→ ENTRIES SUPPLIED
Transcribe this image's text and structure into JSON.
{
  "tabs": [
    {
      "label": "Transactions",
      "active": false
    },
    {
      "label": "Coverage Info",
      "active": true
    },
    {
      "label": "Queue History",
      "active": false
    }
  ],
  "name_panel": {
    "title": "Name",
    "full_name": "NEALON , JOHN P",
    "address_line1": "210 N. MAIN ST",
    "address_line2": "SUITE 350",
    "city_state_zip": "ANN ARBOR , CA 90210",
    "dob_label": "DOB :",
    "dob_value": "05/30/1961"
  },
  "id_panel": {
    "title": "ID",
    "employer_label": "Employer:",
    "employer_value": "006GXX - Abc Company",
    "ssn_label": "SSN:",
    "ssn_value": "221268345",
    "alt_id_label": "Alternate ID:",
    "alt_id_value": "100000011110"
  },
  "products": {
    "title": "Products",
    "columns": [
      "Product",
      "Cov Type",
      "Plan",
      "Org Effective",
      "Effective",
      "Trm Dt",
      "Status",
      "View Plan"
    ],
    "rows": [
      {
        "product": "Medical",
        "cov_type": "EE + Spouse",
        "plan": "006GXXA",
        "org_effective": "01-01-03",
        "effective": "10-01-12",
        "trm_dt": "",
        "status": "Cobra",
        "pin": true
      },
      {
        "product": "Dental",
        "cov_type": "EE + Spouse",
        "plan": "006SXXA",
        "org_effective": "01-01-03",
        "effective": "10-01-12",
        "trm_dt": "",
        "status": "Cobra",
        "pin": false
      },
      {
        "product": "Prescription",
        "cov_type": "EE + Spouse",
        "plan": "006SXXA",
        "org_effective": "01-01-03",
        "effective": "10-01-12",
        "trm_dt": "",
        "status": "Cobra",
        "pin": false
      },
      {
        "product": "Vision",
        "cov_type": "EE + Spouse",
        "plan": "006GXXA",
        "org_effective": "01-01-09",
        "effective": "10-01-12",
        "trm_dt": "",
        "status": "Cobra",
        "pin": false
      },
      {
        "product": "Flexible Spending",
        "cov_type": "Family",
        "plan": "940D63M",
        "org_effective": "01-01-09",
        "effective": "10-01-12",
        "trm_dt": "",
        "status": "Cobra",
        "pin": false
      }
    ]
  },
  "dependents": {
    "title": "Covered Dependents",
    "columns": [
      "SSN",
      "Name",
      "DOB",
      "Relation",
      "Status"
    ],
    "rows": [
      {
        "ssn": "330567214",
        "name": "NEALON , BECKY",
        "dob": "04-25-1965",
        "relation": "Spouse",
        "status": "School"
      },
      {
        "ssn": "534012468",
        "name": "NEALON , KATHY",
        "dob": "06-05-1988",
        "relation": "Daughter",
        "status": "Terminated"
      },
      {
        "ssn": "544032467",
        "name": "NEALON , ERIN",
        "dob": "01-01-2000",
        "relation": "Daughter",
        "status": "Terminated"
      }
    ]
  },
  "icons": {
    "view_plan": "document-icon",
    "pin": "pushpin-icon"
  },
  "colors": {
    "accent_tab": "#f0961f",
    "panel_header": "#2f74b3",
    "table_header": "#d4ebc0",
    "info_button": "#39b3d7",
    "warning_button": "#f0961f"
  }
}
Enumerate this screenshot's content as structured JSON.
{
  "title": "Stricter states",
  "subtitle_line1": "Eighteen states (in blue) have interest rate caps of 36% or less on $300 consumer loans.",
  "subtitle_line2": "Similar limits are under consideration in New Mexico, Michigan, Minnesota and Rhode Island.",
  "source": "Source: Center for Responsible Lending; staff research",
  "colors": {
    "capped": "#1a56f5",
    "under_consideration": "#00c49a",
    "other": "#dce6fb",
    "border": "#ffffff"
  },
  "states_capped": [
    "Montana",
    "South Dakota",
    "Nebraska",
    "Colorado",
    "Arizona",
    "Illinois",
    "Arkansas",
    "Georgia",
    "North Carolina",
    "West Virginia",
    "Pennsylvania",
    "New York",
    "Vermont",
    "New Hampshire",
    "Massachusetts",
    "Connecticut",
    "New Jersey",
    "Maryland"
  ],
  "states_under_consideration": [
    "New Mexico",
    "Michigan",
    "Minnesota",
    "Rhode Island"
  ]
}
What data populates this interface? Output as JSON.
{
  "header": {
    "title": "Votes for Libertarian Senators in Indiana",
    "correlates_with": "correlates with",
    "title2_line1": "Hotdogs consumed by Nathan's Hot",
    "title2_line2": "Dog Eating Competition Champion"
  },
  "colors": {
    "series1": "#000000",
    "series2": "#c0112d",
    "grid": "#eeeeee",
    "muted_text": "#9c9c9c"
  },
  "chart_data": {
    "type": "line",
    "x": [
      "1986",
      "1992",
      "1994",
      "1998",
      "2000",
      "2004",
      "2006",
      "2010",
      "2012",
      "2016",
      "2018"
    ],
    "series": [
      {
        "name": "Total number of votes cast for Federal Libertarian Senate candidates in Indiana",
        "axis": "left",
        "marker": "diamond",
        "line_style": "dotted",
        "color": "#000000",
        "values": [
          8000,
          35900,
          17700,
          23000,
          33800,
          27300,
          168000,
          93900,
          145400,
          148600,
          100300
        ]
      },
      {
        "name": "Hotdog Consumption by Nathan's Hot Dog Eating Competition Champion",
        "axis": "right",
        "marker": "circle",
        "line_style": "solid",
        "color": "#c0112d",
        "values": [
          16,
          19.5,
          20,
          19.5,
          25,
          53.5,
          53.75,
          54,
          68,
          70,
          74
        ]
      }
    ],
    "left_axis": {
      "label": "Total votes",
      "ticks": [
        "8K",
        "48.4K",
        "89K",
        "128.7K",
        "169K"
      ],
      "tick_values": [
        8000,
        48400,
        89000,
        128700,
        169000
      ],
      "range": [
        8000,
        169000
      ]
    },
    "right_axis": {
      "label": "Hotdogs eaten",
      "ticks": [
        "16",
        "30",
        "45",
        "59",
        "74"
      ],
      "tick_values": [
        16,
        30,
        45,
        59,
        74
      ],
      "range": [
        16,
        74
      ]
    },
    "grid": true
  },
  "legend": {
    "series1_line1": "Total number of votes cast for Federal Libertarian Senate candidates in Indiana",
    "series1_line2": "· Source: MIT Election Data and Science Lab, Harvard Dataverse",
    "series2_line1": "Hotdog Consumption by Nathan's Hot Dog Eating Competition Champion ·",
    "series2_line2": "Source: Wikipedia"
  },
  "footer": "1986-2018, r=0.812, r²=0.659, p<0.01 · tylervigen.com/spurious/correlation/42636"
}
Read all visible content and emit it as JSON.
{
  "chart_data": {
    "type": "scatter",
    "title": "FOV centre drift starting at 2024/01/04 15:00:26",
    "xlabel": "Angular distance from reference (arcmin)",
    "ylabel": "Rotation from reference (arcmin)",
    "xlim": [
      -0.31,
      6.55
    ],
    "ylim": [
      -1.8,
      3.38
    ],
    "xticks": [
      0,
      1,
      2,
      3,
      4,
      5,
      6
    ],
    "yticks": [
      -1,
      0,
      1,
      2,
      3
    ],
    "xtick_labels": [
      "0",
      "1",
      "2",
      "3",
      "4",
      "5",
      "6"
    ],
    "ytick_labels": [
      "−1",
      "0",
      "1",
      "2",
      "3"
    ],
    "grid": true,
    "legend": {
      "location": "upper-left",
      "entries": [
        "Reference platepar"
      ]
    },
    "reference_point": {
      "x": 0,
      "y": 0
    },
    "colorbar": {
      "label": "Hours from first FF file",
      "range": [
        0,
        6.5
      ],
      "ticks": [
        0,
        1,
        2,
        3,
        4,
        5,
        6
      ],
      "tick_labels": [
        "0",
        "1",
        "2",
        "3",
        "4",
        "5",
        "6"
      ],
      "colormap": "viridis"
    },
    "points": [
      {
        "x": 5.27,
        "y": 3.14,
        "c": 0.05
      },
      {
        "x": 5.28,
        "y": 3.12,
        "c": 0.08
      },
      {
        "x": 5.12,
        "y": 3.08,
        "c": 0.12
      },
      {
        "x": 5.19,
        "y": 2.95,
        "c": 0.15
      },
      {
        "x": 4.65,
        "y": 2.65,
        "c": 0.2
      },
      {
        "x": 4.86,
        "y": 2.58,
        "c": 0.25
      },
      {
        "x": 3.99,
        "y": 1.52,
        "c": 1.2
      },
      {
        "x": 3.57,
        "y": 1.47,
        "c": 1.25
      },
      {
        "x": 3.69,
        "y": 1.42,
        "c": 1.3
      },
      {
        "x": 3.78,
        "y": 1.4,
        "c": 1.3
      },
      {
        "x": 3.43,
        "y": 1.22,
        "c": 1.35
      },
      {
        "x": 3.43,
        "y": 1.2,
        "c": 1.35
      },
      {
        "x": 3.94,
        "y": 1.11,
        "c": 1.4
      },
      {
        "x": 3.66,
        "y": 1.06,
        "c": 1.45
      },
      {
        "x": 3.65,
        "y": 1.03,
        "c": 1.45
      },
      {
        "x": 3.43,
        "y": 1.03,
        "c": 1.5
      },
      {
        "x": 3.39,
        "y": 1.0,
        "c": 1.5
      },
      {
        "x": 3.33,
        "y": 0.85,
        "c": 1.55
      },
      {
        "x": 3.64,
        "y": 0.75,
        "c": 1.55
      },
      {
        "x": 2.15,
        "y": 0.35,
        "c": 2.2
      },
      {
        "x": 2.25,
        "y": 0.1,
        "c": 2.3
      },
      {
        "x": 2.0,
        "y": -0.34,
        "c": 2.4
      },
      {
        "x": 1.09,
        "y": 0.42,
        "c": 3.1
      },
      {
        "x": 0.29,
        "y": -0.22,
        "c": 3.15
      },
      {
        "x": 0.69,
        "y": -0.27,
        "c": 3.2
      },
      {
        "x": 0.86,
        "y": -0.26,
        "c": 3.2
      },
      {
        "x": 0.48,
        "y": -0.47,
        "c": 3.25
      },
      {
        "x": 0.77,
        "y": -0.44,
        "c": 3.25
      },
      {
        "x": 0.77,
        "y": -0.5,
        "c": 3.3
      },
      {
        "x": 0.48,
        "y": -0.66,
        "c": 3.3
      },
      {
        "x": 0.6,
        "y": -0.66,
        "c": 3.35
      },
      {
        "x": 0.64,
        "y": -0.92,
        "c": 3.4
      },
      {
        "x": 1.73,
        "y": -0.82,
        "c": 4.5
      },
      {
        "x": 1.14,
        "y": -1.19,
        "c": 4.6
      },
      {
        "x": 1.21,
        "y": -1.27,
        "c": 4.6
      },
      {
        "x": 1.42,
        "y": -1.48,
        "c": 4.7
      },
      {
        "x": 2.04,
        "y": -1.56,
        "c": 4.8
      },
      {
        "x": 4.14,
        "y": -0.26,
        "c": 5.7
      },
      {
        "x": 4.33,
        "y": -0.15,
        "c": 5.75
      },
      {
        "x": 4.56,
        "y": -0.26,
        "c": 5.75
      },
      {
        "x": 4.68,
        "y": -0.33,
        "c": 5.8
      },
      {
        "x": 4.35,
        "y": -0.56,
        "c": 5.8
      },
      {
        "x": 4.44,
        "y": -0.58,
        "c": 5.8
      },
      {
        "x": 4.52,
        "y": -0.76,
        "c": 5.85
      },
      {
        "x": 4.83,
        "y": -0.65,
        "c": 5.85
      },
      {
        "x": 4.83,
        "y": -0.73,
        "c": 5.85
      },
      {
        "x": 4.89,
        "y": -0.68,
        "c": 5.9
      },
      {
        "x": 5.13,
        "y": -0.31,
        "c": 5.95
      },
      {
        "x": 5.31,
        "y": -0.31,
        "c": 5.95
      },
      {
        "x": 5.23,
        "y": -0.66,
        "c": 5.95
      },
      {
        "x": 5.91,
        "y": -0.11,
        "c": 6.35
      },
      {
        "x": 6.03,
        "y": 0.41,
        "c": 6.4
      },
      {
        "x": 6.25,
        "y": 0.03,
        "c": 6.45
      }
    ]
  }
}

→ PROBLEM TO WORK ON
Return each line of the data that contains the string "true".

→ RESULT OF THIS EXERCISE
      "active": true
        "pin": true
    "grid": true
    "grid": true,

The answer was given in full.